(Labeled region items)
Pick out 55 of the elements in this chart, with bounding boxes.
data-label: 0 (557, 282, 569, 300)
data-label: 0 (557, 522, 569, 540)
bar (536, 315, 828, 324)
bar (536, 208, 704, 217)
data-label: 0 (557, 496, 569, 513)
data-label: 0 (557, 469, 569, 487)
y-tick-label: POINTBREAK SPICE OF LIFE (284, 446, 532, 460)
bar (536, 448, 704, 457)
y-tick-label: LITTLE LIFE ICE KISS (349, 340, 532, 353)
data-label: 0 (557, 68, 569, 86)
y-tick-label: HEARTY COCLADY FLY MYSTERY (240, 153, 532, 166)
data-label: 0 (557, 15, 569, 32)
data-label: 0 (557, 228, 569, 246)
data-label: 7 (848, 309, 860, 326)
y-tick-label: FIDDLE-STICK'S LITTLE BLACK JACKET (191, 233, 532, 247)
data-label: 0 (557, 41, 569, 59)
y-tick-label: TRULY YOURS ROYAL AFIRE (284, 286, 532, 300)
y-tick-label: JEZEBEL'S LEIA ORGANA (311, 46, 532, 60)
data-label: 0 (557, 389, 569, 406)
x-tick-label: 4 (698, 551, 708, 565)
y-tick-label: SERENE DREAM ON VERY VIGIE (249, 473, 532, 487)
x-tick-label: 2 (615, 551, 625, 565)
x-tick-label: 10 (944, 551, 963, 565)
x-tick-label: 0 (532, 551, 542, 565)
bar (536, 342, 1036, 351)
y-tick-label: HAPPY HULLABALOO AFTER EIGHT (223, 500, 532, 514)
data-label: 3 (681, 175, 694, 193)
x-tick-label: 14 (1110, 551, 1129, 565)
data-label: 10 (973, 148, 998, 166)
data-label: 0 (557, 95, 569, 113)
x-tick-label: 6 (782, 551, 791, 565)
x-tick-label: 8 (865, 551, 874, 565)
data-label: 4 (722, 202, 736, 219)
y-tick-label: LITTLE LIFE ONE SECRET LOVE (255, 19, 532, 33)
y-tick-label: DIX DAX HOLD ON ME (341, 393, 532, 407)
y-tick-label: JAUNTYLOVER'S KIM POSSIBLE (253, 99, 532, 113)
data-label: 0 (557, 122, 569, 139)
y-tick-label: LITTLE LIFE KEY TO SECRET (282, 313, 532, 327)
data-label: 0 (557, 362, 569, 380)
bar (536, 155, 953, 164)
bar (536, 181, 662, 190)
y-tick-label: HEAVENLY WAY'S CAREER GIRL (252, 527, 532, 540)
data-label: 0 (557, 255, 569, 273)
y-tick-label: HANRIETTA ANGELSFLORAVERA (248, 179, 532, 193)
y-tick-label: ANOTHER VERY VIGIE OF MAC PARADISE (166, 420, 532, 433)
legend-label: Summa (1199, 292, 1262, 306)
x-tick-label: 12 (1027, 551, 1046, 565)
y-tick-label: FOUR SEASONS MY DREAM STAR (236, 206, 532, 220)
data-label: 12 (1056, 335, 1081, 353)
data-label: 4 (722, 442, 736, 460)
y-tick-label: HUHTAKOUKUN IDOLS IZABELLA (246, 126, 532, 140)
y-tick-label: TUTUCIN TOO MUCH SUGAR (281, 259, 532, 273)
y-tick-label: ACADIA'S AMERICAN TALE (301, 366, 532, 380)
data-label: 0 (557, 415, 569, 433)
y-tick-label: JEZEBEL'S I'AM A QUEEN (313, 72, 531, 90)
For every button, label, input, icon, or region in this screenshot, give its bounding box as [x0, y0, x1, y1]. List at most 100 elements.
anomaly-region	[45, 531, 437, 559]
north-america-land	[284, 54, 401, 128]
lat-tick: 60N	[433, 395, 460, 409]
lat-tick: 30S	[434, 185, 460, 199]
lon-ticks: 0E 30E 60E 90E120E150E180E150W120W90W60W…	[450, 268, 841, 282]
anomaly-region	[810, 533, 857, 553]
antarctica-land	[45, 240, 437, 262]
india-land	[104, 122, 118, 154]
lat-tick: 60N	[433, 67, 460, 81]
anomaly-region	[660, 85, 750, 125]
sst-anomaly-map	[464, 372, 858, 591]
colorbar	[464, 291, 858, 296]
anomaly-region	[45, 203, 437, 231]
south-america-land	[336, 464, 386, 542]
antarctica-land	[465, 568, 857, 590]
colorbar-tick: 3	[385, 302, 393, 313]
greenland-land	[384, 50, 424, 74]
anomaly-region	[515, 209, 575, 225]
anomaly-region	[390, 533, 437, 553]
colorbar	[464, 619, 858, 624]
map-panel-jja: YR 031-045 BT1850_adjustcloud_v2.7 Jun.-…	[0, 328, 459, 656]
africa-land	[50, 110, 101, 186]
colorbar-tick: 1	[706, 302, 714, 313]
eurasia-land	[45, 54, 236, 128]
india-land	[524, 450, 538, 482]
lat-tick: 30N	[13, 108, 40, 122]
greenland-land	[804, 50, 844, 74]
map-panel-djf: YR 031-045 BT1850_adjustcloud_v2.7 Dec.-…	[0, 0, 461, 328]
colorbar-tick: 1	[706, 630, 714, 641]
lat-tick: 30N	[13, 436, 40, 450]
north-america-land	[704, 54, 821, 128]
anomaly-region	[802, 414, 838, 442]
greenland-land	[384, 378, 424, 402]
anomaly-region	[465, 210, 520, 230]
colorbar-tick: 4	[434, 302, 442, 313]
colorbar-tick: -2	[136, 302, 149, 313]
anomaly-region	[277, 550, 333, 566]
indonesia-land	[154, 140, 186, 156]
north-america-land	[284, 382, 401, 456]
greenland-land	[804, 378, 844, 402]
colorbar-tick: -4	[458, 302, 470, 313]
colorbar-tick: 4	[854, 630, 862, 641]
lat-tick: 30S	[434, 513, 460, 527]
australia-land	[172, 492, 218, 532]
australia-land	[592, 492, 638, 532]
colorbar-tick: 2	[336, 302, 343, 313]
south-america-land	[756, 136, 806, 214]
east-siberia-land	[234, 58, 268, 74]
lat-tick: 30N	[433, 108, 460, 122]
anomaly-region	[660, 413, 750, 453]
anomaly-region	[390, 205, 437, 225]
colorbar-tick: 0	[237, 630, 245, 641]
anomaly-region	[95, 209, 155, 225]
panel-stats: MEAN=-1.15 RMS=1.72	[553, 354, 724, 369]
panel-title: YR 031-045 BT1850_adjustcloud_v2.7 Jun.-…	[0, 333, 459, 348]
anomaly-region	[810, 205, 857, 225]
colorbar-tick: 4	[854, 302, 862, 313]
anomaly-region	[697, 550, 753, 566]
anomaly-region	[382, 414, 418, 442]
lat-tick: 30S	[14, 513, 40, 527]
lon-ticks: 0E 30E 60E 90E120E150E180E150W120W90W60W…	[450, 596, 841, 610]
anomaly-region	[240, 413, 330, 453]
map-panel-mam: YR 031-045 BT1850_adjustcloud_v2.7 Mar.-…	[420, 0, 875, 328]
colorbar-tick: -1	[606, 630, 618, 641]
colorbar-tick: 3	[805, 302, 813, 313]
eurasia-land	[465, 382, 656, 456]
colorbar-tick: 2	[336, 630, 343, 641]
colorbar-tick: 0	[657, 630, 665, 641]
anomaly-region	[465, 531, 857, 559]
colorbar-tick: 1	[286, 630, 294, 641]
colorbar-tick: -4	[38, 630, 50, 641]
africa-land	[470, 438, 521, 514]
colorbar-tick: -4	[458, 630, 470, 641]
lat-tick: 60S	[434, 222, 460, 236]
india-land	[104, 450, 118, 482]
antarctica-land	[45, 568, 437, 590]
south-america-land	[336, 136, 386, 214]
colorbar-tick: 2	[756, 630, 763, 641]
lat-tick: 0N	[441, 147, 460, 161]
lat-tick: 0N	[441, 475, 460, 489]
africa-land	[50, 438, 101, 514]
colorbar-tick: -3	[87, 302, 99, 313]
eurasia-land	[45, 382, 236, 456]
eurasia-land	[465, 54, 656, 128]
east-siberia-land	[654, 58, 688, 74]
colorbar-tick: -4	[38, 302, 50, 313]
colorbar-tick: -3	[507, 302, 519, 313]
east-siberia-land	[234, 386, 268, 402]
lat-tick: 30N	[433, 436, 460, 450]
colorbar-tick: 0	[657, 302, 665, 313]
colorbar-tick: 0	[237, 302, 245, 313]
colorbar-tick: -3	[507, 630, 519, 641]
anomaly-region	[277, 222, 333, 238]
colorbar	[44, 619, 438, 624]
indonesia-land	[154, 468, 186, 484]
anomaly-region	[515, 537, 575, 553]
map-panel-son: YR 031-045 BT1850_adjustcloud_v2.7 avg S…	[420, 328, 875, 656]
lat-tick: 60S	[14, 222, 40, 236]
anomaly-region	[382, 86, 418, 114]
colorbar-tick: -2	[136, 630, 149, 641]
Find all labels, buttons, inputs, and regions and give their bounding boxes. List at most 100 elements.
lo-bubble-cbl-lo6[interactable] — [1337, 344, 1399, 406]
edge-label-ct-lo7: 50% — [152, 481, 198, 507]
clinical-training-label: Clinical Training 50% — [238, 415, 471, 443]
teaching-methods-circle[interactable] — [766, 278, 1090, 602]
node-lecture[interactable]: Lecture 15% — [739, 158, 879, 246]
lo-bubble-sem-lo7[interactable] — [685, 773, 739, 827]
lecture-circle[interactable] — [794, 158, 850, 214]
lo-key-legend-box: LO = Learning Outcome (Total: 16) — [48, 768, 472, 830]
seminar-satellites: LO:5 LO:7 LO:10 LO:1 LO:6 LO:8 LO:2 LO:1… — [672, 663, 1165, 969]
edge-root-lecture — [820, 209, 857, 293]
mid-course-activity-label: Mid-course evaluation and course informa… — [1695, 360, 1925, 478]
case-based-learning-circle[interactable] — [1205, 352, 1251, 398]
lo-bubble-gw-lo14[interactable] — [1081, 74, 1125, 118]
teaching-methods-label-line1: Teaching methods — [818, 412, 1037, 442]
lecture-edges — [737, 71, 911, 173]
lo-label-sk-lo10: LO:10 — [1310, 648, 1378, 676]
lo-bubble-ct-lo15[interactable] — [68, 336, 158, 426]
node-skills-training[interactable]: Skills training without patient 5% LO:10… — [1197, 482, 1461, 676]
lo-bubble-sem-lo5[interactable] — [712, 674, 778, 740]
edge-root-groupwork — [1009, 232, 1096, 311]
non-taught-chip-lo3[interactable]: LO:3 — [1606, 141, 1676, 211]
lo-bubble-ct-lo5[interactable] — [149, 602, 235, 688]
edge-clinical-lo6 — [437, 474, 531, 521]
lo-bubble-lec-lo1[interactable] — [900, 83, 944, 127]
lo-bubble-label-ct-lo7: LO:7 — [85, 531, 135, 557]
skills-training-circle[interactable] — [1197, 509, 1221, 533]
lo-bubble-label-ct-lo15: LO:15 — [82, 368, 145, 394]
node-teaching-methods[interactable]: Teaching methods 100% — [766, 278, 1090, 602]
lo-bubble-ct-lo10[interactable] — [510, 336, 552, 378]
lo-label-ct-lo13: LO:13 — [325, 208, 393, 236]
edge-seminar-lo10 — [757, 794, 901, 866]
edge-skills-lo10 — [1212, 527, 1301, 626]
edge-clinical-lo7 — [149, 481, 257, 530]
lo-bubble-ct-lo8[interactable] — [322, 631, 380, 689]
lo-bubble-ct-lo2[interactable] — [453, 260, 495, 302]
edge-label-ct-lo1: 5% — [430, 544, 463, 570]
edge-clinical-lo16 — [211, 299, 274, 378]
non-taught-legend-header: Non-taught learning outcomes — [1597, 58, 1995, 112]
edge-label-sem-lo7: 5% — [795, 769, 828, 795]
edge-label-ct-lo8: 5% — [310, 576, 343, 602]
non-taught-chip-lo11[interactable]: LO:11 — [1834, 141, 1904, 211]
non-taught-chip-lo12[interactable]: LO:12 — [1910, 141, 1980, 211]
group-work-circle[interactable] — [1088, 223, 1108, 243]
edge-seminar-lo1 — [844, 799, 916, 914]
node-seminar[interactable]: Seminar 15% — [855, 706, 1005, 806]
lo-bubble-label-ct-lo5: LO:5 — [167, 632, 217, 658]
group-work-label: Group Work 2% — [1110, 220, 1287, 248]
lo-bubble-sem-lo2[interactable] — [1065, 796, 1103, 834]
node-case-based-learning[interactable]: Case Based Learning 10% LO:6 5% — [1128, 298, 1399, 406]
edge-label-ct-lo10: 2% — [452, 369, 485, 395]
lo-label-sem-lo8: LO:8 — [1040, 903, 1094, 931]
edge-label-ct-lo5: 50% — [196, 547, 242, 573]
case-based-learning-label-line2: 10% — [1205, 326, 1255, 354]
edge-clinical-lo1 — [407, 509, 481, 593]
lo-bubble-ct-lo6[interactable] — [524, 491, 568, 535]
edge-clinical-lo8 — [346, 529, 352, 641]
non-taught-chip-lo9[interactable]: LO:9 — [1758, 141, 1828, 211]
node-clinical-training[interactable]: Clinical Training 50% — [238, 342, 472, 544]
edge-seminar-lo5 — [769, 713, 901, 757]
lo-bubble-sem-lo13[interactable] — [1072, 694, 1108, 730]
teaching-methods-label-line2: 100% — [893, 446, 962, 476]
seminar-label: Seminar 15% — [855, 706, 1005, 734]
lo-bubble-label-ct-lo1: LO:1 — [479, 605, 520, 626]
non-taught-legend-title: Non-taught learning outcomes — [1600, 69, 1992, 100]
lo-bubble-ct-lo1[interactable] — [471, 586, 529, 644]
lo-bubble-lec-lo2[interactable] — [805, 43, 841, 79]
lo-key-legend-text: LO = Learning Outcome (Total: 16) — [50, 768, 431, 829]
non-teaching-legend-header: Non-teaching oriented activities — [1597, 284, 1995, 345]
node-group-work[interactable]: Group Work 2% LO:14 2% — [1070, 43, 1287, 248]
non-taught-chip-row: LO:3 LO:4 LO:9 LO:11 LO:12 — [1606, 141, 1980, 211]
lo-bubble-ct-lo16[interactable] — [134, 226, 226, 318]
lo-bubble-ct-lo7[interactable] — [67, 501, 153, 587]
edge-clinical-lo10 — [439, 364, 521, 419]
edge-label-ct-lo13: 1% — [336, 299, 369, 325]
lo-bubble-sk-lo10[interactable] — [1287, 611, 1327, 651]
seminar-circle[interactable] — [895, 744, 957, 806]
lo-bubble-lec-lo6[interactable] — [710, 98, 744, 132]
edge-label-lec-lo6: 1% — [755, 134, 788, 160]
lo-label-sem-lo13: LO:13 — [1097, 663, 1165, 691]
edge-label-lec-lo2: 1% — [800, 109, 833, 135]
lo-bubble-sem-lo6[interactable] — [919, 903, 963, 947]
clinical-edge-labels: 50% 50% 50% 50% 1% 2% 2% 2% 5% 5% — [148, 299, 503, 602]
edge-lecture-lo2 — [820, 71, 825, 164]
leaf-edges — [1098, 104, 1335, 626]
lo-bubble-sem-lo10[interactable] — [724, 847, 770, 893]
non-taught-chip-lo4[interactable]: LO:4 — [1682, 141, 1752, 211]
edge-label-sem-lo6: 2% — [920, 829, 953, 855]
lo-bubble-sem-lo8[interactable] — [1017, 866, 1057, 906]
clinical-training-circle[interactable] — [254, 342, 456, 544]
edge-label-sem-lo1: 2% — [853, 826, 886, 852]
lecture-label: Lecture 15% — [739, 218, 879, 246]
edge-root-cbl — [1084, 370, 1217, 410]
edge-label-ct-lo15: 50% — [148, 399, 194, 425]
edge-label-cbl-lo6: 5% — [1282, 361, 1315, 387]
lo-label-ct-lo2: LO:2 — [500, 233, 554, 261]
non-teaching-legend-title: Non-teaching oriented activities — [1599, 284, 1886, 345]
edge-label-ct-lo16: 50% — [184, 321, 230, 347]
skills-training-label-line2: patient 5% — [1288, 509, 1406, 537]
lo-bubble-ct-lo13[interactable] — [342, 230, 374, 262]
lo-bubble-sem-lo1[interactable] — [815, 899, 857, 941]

**SHORT TASK**
Rewrite everything from the start of the items down through the line containing "x-tick-label: 0 (532, 551, 542, 565)", substituting "value-label" for each "data-label" and leaving the rest unchanged.

**EXERCISE RESPONSE**
Pick out 55 of the elements in this chart, with bounding boxes.
value-label: 0 (557, 282, 569, 300)
value-label: 0 (557, 522, 569, 540)
bar (536, 315, 828, 324)
bar (536, 208, 704, 217)
value-label: 0 (557, 496, 569, 513)
value-label: 0 (557, 469, 569, 487)
y-tick-label: POINTBREAK SPICE OF LIFE (284, 446, 532, 460)
bar (536, 448, 704, 457)
y-tick-label: LITTLE LIFE ICE KISS (349, 340, 532, 353)
value-label: 0 (557, 68, 569, 86)
y-tick-label: HEARTY COCLADY FLY MYSTERY (240, 153, 532, 166)
value-label: 0 (557, 15, 569, 32)
value-label: 0 (557, 228, 569, 246)
value-label: 7 (848, 309, 860, 326)
y-tick-label: FIDDLE-STICK'S LITTLE BLACK JACKET (191, 233, 532, 247)
value-label: 0 (557, 41, 569, 59)
y-tick-label: TRULY YOURS ROYAL AFIRE (284, 286, 532, 300)
y-tick-label: JEZEBEL'S LEIA ORGANA (311, 46, 532, 60)
value-label: 0 (557, 389, 569, 406)
x-tick-label: 4 (698, 551, 708, 565)
y-tick-label: SERENE DREAM ON VERY VIGIE (249, 473, 532, 487)
x-tick-label: 2 (615, 551, 625, 565)
x-tick-label: 10 (944, 551, 963, 565)
x-tick-label: 0 (532, 551, 542, 565)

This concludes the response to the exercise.